__WHAT THE TASK REQUIRES__
Below is a set of records; restate each one word for word.

__Data entries for graphics__
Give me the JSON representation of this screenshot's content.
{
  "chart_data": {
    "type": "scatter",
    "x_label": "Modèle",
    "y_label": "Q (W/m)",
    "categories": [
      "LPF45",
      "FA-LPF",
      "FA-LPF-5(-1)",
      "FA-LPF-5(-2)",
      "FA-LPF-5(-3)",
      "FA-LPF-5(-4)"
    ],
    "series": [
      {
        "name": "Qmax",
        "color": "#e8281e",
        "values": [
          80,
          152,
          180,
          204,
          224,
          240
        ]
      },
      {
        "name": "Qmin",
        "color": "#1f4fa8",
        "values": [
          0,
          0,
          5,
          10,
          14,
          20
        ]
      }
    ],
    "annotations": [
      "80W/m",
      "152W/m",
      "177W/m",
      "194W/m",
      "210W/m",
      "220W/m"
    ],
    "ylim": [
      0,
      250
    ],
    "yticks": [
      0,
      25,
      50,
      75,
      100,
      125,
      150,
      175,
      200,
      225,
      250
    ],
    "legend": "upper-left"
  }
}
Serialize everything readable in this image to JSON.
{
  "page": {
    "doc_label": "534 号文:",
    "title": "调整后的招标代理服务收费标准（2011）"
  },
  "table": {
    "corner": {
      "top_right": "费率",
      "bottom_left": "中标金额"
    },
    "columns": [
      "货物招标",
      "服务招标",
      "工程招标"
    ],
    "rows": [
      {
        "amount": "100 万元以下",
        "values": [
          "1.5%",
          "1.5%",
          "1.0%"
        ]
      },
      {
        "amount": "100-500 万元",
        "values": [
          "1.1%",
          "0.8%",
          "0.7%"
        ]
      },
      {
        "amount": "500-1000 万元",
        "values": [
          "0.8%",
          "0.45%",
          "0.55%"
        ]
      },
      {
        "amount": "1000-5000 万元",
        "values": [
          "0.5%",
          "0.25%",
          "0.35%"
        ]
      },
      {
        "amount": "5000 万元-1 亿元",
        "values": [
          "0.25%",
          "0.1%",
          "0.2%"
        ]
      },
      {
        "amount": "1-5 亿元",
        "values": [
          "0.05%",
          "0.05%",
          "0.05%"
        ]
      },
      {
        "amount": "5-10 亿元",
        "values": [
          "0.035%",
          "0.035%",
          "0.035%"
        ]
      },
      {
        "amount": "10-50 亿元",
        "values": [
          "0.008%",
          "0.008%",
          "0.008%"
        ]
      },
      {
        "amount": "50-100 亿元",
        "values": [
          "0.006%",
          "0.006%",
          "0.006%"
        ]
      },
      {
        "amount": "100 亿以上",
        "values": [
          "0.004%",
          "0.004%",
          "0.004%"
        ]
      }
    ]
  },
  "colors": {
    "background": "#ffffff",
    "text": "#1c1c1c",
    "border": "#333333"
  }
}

__REPLY TO THE EXERCISE__
Give me the JSON representation of this screenshot's content.
{
  "chart_data": {
    "type": "scatter",
    "x_label": "Modèle",
    "y_label": "Q (W/m)",
    "categories": [
      "LPF45",
      "FA-LPF",
      "FA-LPF-5(-1)",
      "FA-LPF-5(-2)",
      "FA-LPF-5(-3)",
      "FA-LPF-5(-4)"
    ],
    "series": [
      {
        "name": "Qmax",
        "color": "#e8281e",
        "values": [
          80,
          152,
          180,
          204,
          224,
          240
        ]
      },
      {
        "name": "Qmin",
        "color": "#1f4fa8",
        "values": [
          0,
          0,
          5,
          10,
          14,
          20
        ]
      }
    ],
    "annotations": [
      "80W/m",
      "152W/m",
      "177W/m",
      "194W/m",
      "210W/m",
      "220W/m"
    ],
    "ylim": [
      0,
      250
    ],
    "yticks": [
      0,
      25,
      50,
      75,
      100,
      125,
      150,
      175,
      200,
      225,
      250
    ],
    "legend": "upper-left"
  }
}
Serialize everything readable in this image to JSON.
{
  "page": {
    "doc_label": "534 号文:",
    "title": "调整后的招标代理服务收费标准（2011）"
  },
  "table": {
    "corner": {
      "top_right": "费率",
      "bottom_left": "中标金额"
    },
    "columns": [
      "货物招标",
      "服务招标",
      "工程招标"
    ],
    "rows": [
      {
        "amount": "100 万元以下",
        "values": [
          "1.5%",
          "1.5%",
          "1.0%"
        ]
      },
      {
        "amount": "100-500 万元",
        "values": [
          "1.1%",
          "0.8%",
          "0.7%"
        ]
      },
      {
        "amount": "500-1000 万元",
        "values": [
          "0.8%",
          "0.45%",
          "0.55%"
        ]
      },
      {
        "amount": "1000-5000 万元",
        "values": [
          "0.5%",
          "0.25%",
          "0.35%"
        ]
      },
      {
        "amount": "5000 万元-1 亿元",
        "values": [
          "0.25%",
          "0.1%",
          "0.2%"
        ]
      },
      {
        "amount": "1-5 亿元",
        "values": [
          "0.05%",
          "0.05%",
          "0.05%"
        ]
      },
      {
        "amount": "5-10 亿元",
        "values": [
          "0.035%",
          "0.035%",
          "0.035%"
        ]
      },
      {
        "amount": "10-50 亿元",
        "values": [
          "0.008%",
          "0.008%",
          "0.008%"
        ]
      },
      {
        "amount": "50-100 亿元",
        "values": [
          "0.006%",
          "0.006%",
          "0.006%"
        ]
      },
      {
        "amount": "100 亿以上",
        "values": [
          "0.004%",
          "0.004%",
          "0.004%"
        ]
      }
    ]
  },
  "colors": {
    "background": "#ffffff",
    "text": "#1c1c1c",
    "border": "#333333"
  }
}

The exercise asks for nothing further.